***** EXTRACTED MATERIAL
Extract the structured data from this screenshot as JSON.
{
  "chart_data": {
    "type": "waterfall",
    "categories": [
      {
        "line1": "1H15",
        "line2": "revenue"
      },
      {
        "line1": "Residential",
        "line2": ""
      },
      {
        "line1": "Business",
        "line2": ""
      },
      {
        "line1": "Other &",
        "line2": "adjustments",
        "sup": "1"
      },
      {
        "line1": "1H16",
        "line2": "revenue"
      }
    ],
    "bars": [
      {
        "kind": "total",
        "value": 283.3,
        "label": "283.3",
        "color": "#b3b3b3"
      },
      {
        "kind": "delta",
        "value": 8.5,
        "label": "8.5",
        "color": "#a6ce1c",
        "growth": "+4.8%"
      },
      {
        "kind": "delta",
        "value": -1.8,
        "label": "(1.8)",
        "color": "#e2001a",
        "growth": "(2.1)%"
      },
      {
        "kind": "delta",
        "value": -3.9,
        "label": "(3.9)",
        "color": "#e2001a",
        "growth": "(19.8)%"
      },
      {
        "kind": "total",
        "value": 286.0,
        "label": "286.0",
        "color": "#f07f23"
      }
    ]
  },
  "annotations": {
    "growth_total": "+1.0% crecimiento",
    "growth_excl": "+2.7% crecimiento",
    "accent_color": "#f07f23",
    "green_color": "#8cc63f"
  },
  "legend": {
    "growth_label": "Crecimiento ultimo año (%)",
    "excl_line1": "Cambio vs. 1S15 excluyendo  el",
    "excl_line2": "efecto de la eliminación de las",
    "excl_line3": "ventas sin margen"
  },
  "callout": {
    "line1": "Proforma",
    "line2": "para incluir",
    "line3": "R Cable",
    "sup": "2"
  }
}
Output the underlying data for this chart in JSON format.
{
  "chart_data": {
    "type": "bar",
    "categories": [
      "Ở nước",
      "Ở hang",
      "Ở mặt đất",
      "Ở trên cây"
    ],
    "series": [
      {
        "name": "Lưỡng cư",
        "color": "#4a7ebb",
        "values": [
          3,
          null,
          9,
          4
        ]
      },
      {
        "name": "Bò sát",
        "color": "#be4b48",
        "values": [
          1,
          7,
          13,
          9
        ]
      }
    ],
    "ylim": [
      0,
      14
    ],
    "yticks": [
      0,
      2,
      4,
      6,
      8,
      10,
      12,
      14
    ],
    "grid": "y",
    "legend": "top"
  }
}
**********
#### TASK GOAL:
Every entry must be quoted exactly as it appears above.

#### PROBLEM SOLUTION:
Extract the structured data from this screenshot as JSON.
{
  "chart_data": {
    "type": "waterfall",
    "categories": [
      {
        "line1": "1H15",
        "line2": "revenue"
      },
      {
        "line1": "Residential",
        "line2": ""
      },
      {
        "line1": "Business",
        "line2": ""
      },
      {
        "line1": "Other &",
        "line2": "adjustments",
        "sup": "1"
      },
      {
        "line1": "1H16",
        "line2": "revenue"
      }
    ],
    "bars": [
      {
        "kind": "total",
        "value": 283.3,
        "label": "283.3",
        "color": "#b3b3b3"
      },
      {
        "kind": "delta",
        "value": 8.5,
        "label": "8.5",
        "color": "#a6ce1c",
        "growth": "+4.8%"
      },
      {
        "kind": "delta",
        "value": -1.8,
        "label": "(1.8)",
        "color": "#e2001a",
        "growth": "(2.1)%"
      },
      {
        "kind": "delta",
        "value": -3.9,
        "label": "(3.9)",
        "color": "#e2001a",
        "growth": "(19.8)%"
      },
      {
        "kind": "total",
        "value": 286.0,
        "label": "286.0",
        "color": "#f07f23"
      }
    ]
  },
  "annotations": {
    "growth_total": "+1.0% crecimiento",
    "growth_excl": "+2.7% crecimiento",
    "accent_color": "#f07f23",
    "green_color": "#8cc63f"
  },
  "legend": {
    "growth_label": "Crecimiento ultimo año (%)",
    "excl_line1": "Cambio vs. 1S15 excluyendo  el",
    "excl_line2": "efecto de la eliminación de las",
    "excl_line3": "ventas sin margen"
  },
  "callout": {
    "line1": "Proforma",
    "line2": "para incluir",
    "line3": "R Cable",
    "sup": "2"
  }
}
Output the underlying data for this chart in JSON format.
{
  "chart_data": {
    "type": "bar",
    "categories": [
      "Ở nước",
      "Ở hang",
      "Ở mặt đất",
      "Ở trên cây"
    ],
    "series": [
      {
        "name": "Lưỡng cư",
        "color": "#4a7ebb",
        "values": [
          3,
          null,
          9,
          4
        ]
      },
      {
        "name": "Bò sát",
        "color": "#be4b48",
        "values": [
          1,
          7,
          13,
          9
        ]
      }
    ],
    "ylim": [
      0,
      14
    ],
    "yticks": [
      0,
      2,
      4,
      6,
      8,
      10,
      12,
      14
    ],
    "grid": "y",
    "legend": "top"
  }
}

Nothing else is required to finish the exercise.